● **Problem to work on**
Below are entries. Pull out all lines containing "name".

************

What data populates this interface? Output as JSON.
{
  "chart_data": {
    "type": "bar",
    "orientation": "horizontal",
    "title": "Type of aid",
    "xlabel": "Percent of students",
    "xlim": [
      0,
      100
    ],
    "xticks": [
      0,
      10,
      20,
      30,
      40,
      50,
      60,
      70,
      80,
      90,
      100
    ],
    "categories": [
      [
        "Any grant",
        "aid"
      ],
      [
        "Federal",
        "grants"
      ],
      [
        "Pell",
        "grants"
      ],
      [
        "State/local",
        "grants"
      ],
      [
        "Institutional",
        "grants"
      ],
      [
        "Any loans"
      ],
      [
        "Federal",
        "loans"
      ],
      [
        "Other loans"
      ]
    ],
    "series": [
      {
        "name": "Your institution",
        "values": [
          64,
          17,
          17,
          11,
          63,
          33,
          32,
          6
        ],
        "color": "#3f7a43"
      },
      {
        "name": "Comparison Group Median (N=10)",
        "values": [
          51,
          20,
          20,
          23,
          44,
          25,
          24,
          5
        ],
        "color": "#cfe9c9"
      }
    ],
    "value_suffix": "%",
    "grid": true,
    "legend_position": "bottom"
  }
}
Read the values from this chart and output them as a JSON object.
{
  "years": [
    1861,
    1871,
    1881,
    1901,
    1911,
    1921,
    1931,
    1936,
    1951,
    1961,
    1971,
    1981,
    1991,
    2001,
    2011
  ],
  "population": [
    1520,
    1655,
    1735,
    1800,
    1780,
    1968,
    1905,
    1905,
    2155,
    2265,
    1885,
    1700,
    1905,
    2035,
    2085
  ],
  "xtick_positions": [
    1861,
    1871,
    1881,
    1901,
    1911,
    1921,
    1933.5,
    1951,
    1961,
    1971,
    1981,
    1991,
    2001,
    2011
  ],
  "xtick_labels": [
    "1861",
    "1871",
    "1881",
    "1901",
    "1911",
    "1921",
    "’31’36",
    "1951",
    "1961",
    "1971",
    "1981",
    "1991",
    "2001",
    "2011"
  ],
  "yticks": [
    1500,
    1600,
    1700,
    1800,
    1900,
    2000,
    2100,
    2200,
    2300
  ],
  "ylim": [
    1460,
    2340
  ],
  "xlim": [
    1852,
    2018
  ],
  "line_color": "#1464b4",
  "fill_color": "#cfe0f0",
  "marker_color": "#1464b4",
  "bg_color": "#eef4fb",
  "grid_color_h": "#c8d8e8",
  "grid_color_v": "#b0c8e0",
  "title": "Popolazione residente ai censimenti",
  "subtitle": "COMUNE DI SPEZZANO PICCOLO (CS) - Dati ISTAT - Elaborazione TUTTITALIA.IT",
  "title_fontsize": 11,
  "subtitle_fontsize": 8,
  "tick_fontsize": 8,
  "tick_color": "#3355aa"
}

************

● **The solution**
        "name": "Your institution",
        "name": "Comparison Group Median (N=10)",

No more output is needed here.